Short problem —
Below is a listing. Gather each line of it that contains "production".

>> start Given entries

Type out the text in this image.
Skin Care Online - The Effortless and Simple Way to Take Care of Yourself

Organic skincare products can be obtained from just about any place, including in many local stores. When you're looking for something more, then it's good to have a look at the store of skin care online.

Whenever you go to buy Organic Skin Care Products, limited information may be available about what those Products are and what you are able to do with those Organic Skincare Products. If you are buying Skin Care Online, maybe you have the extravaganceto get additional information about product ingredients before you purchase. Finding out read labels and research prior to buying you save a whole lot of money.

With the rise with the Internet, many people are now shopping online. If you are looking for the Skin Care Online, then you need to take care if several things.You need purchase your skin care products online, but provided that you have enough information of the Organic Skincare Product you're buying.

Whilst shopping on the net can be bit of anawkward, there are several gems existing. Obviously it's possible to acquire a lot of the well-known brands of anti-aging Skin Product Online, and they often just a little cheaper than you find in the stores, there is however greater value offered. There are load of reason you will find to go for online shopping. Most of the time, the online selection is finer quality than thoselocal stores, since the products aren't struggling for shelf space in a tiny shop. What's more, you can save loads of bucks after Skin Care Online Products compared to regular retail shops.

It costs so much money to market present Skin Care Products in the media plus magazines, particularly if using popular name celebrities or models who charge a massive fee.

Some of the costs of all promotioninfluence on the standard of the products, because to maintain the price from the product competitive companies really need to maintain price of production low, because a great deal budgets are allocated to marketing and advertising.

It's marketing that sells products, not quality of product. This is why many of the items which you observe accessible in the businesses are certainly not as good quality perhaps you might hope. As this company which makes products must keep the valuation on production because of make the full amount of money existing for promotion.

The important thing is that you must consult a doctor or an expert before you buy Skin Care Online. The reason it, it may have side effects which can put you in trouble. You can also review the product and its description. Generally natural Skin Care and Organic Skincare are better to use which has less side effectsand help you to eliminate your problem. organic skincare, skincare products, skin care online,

>> end Given entries
>> start Given entries

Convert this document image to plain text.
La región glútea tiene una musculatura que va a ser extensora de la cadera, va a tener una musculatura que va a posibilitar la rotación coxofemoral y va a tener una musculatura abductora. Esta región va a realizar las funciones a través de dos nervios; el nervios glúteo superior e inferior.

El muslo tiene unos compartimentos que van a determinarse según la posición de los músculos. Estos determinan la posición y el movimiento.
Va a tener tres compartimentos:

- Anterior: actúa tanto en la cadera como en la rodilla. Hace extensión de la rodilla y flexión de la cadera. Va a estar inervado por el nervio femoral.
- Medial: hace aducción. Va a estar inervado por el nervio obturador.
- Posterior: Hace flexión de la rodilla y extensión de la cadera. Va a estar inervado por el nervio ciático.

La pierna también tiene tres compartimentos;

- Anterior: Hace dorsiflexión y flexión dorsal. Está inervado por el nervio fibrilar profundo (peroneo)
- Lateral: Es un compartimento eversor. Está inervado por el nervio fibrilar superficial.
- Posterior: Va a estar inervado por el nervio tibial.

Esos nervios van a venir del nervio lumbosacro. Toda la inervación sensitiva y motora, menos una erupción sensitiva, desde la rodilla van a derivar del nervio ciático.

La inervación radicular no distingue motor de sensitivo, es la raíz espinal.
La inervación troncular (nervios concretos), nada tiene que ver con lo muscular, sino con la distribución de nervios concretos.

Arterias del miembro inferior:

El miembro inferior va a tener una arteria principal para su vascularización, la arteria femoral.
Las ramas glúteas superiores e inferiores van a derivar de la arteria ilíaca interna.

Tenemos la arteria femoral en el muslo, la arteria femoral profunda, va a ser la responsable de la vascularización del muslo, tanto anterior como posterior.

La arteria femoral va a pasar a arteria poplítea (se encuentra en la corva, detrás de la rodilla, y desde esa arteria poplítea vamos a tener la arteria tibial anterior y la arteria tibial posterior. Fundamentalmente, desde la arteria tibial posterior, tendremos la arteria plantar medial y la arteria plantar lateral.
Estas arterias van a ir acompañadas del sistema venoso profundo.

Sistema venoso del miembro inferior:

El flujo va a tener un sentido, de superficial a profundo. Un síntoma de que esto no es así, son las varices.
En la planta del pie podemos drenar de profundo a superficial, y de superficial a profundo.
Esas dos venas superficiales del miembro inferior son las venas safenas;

>> end Given entries

Reply to the exercise —
Some of the costs of all promotioninfluence on the standard of the products, because to maintain the price from the product competitive companies really need to maintain price of production low, because a great deal budgets are allocated to marketing and advertising.
It's marketing that sells products, not quality of product. This is why many of the items which you observe accessible in the businesses are certainly not as good quality perhaps you might hope. As this company which makes products must keep the valuation on production because of make the full amount of money existing for promotion.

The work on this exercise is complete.